▶

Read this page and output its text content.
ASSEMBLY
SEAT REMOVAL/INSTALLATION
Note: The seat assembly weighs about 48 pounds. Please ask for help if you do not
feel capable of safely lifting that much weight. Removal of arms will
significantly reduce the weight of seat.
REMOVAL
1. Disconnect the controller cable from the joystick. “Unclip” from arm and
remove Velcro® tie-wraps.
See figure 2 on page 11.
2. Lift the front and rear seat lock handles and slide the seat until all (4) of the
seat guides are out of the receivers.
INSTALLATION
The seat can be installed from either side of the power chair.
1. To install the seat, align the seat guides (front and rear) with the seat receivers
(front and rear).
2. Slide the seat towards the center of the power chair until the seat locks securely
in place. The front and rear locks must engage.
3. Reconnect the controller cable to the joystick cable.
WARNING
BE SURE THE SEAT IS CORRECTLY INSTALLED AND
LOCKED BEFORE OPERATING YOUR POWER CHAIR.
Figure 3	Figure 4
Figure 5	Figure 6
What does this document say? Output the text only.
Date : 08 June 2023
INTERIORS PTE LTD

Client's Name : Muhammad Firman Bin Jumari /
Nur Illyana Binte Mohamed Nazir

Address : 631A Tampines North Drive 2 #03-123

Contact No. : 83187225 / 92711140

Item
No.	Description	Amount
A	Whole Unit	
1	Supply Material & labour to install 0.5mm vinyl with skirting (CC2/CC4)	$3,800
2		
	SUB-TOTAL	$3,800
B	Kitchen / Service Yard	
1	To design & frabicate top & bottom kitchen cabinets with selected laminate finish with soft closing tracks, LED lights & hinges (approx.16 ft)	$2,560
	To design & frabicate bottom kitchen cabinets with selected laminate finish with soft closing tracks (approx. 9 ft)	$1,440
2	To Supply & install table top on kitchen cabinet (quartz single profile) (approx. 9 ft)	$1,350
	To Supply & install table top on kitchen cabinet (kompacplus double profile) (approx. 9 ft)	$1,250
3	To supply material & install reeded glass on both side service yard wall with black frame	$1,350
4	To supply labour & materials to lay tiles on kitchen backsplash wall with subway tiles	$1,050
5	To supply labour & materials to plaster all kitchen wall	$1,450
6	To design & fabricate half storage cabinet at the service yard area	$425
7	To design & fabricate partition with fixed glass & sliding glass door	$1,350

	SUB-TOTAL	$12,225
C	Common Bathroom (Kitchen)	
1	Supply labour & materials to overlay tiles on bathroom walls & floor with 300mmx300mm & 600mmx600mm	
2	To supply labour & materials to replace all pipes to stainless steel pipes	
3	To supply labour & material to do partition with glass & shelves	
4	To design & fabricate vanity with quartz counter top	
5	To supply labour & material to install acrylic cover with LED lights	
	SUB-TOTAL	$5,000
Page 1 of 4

◀

§ **The exercise**: In the entries above, identify every line with the string "quartz".

§ **Task solution**:
2	To Supply & install table top on kitchen cabinet (quartz single profile) (approx. 9 ft)	$1,350
4	To design & fabricate vanity with quartz counter top	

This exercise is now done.